◆ Work instruction
The records that follow must be repeated exactly as they stand.

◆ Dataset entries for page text
****************************************
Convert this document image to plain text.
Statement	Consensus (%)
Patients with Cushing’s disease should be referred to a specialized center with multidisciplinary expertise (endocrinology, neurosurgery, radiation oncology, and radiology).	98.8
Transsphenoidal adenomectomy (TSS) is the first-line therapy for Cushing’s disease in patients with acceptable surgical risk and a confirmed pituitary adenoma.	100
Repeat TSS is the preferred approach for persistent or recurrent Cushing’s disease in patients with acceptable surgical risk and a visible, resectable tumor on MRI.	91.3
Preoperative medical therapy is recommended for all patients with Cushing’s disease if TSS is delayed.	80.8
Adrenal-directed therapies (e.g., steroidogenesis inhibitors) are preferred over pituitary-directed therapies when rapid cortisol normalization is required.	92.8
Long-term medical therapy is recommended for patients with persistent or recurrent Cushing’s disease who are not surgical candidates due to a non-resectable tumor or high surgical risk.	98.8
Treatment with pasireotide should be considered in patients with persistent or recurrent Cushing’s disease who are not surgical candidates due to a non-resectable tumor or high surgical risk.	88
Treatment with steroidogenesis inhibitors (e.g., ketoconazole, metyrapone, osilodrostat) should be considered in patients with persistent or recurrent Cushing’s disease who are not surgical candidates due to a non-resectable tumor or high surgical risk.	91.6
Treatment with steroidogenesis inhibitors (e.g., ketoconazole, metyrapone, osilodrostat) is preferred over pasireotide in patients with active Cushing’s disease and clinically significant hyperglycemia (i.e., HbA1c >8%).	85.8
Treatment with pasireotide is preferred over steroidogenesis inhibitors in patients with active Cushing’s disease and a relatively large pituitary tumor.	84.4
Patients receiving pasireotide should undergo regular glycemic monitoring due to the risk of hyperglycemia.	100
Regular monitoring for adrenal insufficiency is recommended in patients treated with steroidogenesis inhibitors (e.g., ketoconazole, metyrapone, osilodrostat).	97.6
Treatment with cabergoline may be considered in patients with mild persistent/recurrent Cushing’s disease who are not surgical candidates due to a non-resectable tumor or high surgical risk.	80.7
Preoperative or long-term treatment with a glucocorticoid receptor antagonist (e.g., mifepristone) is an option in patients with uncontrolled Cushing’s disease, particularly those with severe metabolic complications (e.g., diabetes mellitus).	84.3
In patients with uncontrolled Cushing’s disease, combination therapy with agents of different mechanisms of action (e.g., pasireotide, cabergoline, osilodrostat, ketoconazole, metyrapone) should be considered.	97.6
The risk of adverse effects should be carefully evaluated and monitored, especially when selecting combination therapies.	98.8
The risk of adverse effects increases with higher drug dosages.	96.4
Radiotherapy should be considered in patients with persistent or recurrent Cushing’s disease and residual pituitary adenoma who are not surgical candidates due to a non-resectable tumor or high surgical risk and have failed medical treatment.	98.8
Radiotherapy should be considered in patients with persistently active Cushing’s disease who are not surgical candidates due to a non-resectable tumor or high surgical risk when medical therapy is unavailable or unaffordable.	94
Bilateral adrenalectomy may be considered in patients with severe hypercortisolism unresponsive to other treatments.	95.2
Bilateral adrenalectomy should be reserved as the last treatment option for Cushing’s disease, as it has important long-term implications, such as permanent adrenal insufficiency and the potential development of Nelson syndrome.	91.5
****************************************
◆ Result of this task
Convert this document image to plain text.
Statement	Consensus (%)
Patients with Cushing’s disease should be referred to a specialized center with multidisciplinary expertise (endocrinology, neurosurgery, radiation oncology, and radiology).	98.8
Transsphenoidal adenomectomy (TSS) is the first-line therapy for Cushing’s disease in patients with acceptable surgical risk and a confirmed pituitary adenoma.	100
Repeat TSS is the preferred approach for persistent or recurrent Cushing’s disease in patients with acceptable surgical risk and a visible, resectable tumor on MRI.	91.3
Preoperative medical therapy is recommended for all patients with Cushing’s disease if TSS is delayed.	80.8
Adrenal-directed therapies (e.g., steroidogenesis inhibitors) are preferred over pituitary-directed therapies when rapid cortisol normalization is required.	92.8
Long-term medical therapy is recommended for patients with persistent or recurrent Cushing’s disease who are not surgical candidates due to a non-resectable tumor or high surgical risk.	98.8
Treatment with pasireotide should be considered in patients with persistent or recurrent Cushing’s disease who are not surgical candidates due to a non-resectable tumor or high surgical risk.	88
Treatment with steroidogenesis inhibitors (e.g., ketoconazole, metyrapone, osilodrostat) should be considered in patients with persistent or recurrent Cushing’s disease who are not surgical candidates due to a non-resectable tumor or high surgical risk.	91.6
Treatment with steroidogenesis inhibitors (e.g., ketoconazole, metyrapone, osilodrostat) is preferred over pasireotide in patients with active Cushing’s disease and clinically significant hyperglycemia (i.e., HbA1c >8%).	85.8
Treatment with pasireotide is preferred over steroidogenesis inhibitors in patients with active Cushing’s disease and a relatively large pituitary tumor.	84.4
Patients receiving pasireotide should undergo regular glycemic monitoring due to the risk of hyperglycemia.	100
Regular monitoring for adrenal insufficiency is recommended in patients treated with steroidogenesis inhibitors (e.g., ketoconazole, metyrapone, osilodrostat).	97.6
Treatment with cabergoline may be considered in patients with mild persistent/recurrent Cushing’s disease who are not surgical candidates due to a non-resectable tumor or high surgical risk.	80.7
Preoperative or long-term treatment with a glucocorticoid receptor antagonist (e.g., mifepristone) is an option in patients with uncontrolled Cushing’s disease, particularly those with severe metabolic complications (e.g., diabetes mellitus).	84.3
In patients with uncontrolled Cushing’s disease, combination therapy with agents of different mechanisms of action (e.g., pasireotide, cabergoline, osilodrostat, ketoconazole, metyrapone) should be considered.	97.6
The risk of adverse effects should be carefully evaluated and monitored, especially when selecting combination therapies.	98.8
The risk of adverse effects increases with higher drug dosages.	96.4
Radiotherapy should be considered in patients with persistent or recurrent Cushing’s disease and residual pituitary adenoma who are not surgical candidates due to a non-resectable tumor or high surgical risk and have failed medical treatment.	98.8
Radiotherapy should be considered in patients with persistently active Cushing’s disease who are not surgical candidates due to a non-resectable tumor or high surgical risk when medical therapy is unavailable or unaffordable.	94
Bilateral adrenalectomy may be considered in patients with severe hypercortisolism unresponsive to other treatments.	95.2
Bilateral adrenalectomy should be reserved as the last treatment option for Cushing’s disease, as it has important long-term implications, such as permanent adrenal insufficiency and the potential development of Nelson syndrome.	91.5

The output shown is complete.